◆ Your task: Copy every line from the data below in which the string "subtitle" can be found.

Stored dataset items
+ + + + +
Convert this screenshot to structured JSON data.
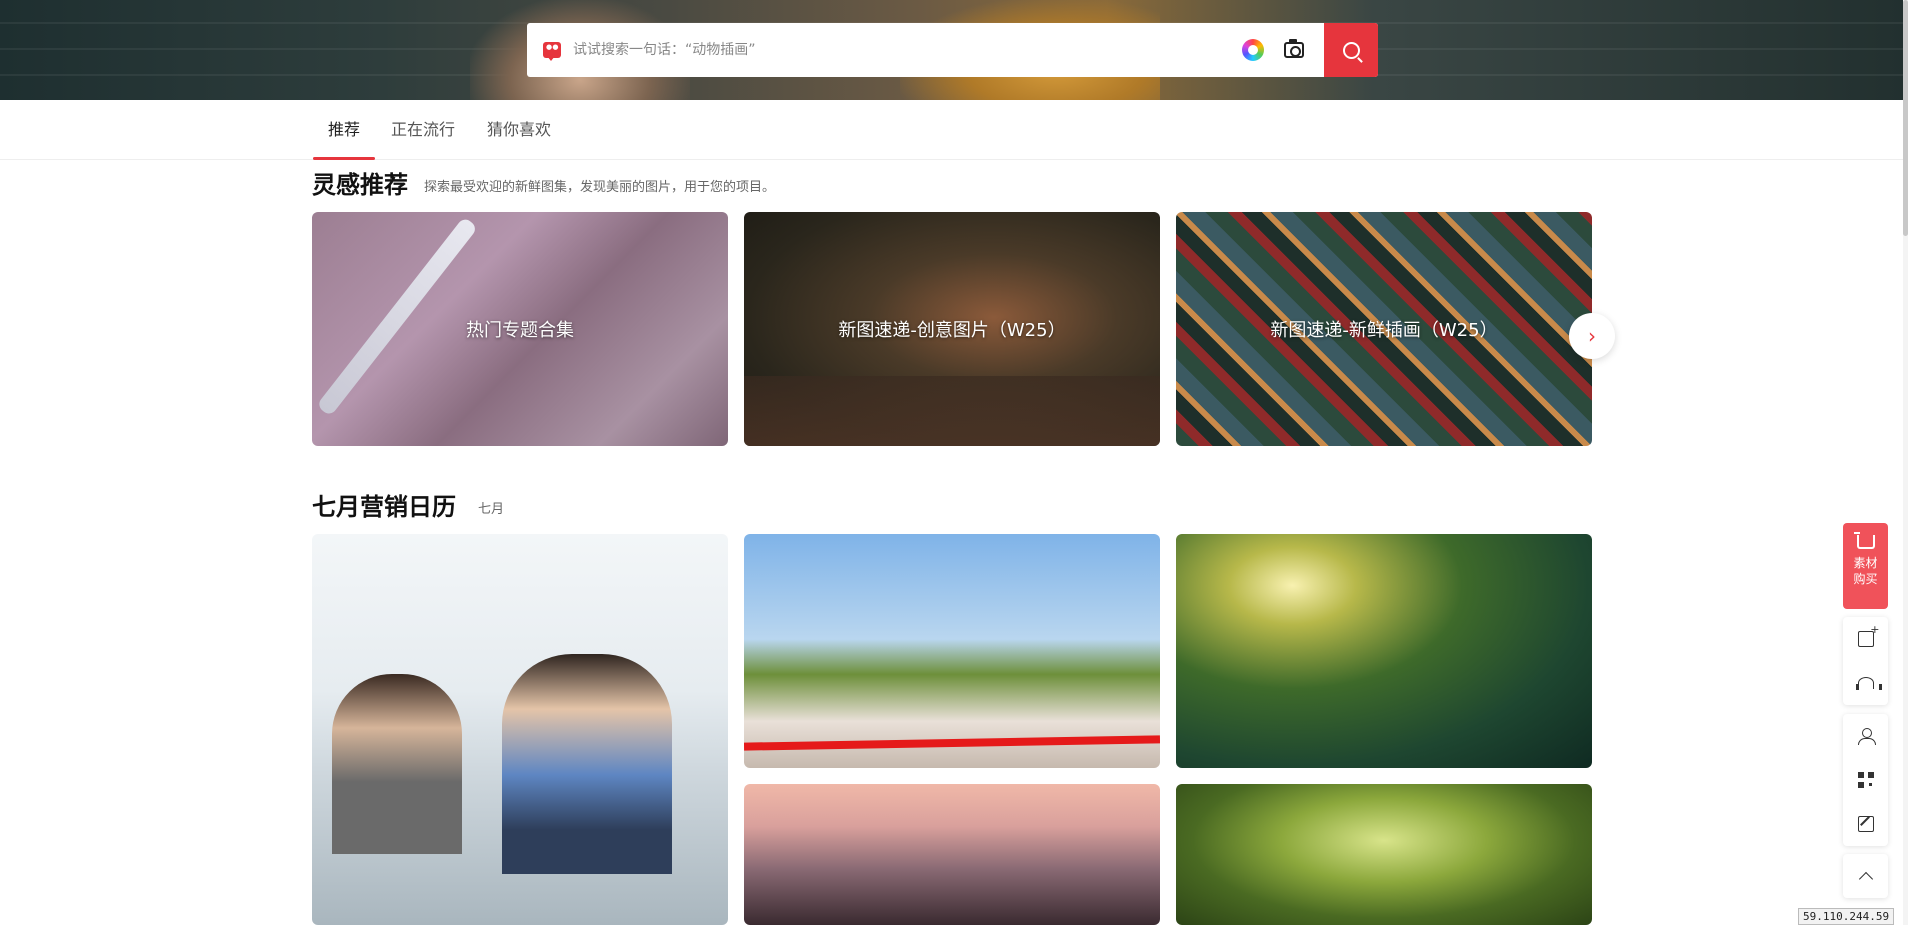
{
  "search": {
    "placeholder": "试试搜索一句话：“动物插画”"
  },
  "tabs": [
    {
      "label": "推荐",
      "active": true
    },
    {
      "label": "正在流行",
      "active": false
    },
    {
      "label": "猜你喜欢",
      "active": false
    }
  ],
  "inspiration": {
    "title": "灵感推荐",
    "subtitle": "探索最受欢迎的新鲜图集，发现美丽的图片，用于您的项目。",
    "cards": [
      {
        "label": "热门专题合集"
      },
      {
        "label": "新图速递-创意图片（W25）"
      },
      {
        "label": "新图速递-新鲜插画（W25）"
      }
    ],
    "next_icon": "chevron-right-icon"
  },
  "calendar": {
    "title": "七月营销日历",
    "subtitle": "七月"
  },
  "right_rail": {
    "purchase_label_line1": "素材",
    "purchase_label_line2": "购买",
    "icons": [
      "cart-icon",
      "image-upload-icon",
      "headset-icon",
      "user-icon",
      "qr-code-icon",
      "edit-icon",
      "back-to-top-icon"
    ]
  },
  "status": {
    "ip": "59.110.244.59"
  },
  "colors": {
    "accent": "#e6353d",
    "rail_accent": "#f0525a"
  }
}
+ + + + +
◆ Answer to the exercise:
    "subtitle": "探索最受欢迎的新鲜图集，发现美丽的图片，用于您的项目。",
    "subtitle": "七月"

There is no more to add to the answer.